● **GIVEN ENTRIES**:
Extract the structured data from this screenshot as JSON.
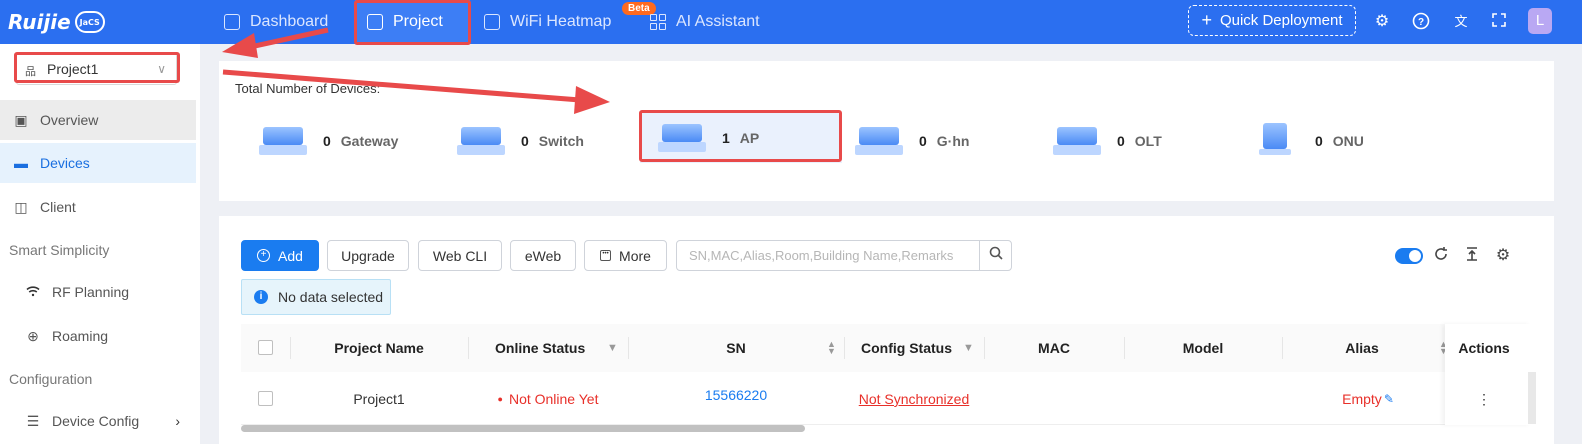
{
  "topbar": {
    "logo": "Ruijie",
    "logo_badge": "JaCS",
    "nav": [
      {
        "label": "Dashboard",
        "active": false
      },
      {
        "label": "Project",
        "active": true
      },
      {
        "label": "WiFi Heatmap",
        "active": false
      },
      {
        "label": "AI Assistant",
        "active": false
      }
    ],
    "beta_badge": "Beta",
    "quick_deployment": "Quick Deployment",
    "avatar_initial": "L",
    "icons": [
      "gear-icon",
      "help-icon",
      "translate-icon",
      "fullscreen-icon"
    ],
    "accent_color": "#2b6ff0"
  },
  "sidebar": {
    "project_select": {
      "value": "Project1"
    },
    "items": [
      {
        "label": "Overview"
      },
      {
        "label": "Devices",
        "active": true
      },
      {
        "label": "Client"
      }
    ],
    "groups": [
      {
        "title": "Smart Simplicity",
        "items": [
          {
            "label": "RF Planning"
          },
          {
            "label": "Roaming"
          }
        ]
      },
      {
        "title": "Configuration",
        "items": [
          {
            "label": "Device Config"
          }
        ]
      }
    ]
  },
  "summary": {
    "title": "Total Number of Devices:",
    "devices": [
      {
        "type": "Gateway",
        "count": "0"
      },
      {
        "type": "Switch",
        "count": "0"
      },
      {
        "type": "AP",
        "count": "1",
        "highlighted": true
      },
      {
        "type": "G·hn",
        "count": "0"
      },
      {
        "type": "OLT",
        "count": "0"
      },
      {
        "type": "ONU",
        "count": "0"
      }
    ]
  },
  "toolbar": {
    "add": "Add",
    "upgrade": "Upgrade",
    "webcli": "Web CLI",
    "eweb": "eWeb",
    "more": "More",
    "search_placeholder": "SN,MAC,Alias,Room,Building Name,Remarks",
    "auto_refresh_on": true
  },
  "selection_info": "No data selected",
  "table": {
    "columns": [
      "Project Name",
      "Online Status",
      "SN",
      "Config Status",
      "MAC",
      "Model",
      "Alias",
      "Actions"
    ],
    "rows": [
      {
        "project_name": "Project1",
        "online_status": "Not Online Yet",
        "sn": "15566220",
        "config_status": "Not Synchronized",
        "mac": "",
        "model": "",
        "alias": "Empty",
        "actions": "⋮"
      }
    ]
  },
  "annotation_color": "#e84a4a"
}
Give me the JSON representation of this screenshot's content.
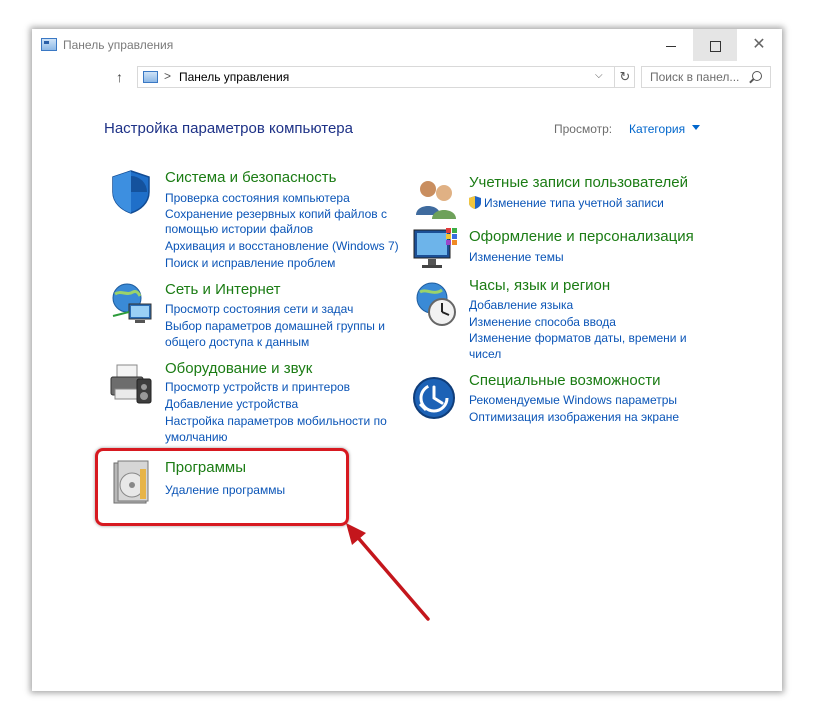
{
  "window": {
    "title": "Панель управления"
  },
  "address_bar": {
    "path": "Панель управления",
    "separator": ">",
    "search_placeholder": "Поиск в панел..."
  },
  "main": {
    "heading": "Настройка параметров компьютера",
    "view_label": "Просмотр:",
    "view_value": "Категория"
  },
  "categories": {
    "system": {
      "title": "Система и безопасность",
      "links": [
        "Проверка состояния компьютера",
        "Сохранение резервных копий файлов с",
        "помощью истории файлов",
        "Архивация и восстановление (Windows 7)",
        "Поиск и исправление проблем"
      ]
    },
    "network": {
      "title": "Сеть и Интернет",
      "links": [
        "Просмотр состояния сети и задач",
        "Выбор параметров домашней группы и",
        "общего доступа к данным"
      ]
    },
    "hardware": {
      "title": "Оборудование и звук",
      "links": [
        "Просмотр устройств и принтеров",
        "Добавление устройства",
        "Настройка параметров мобильности по",
        "умолчанию"
      ]
    },
    "programs": {
      "title": "Программы",
      "links": [
        "Удаление программы"
      ]
    },
    "accounts": {
      "title": "Учетные записи пользователей",
      "links": [
        "Изменение типа учетной записи"
      ]
    },
    "appearance": {
      "title": "Оформление и персонализация",
      "links": [
        "Изменение темы"
      ]
    },
    "clock": {
      "title": "Часы, язык и регион",
      "links": [
        "Добавление языка",
        "Изменение способа ввода",
        "Изменение форматов даты, времени и",
        "чисел"
      ]
    },
    "access": {
      "title": "Специальные возможности",
      "links": [
        "Рекомендуемые Windows параметры",
        "Оптимизация изображения на экране"
      ]
    }
  },
  "colors": {
    "category_title": "#1b7c14",
    "link": "#0b55b7",
    "heading": "#1e3287",
    "highlight": "#d71920"
  }
}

● **TASK INSTRUCTIONS**:
Tell how many lines contain the word "параметров", using only the number.

● **EXERCISE SOLUTION**:
3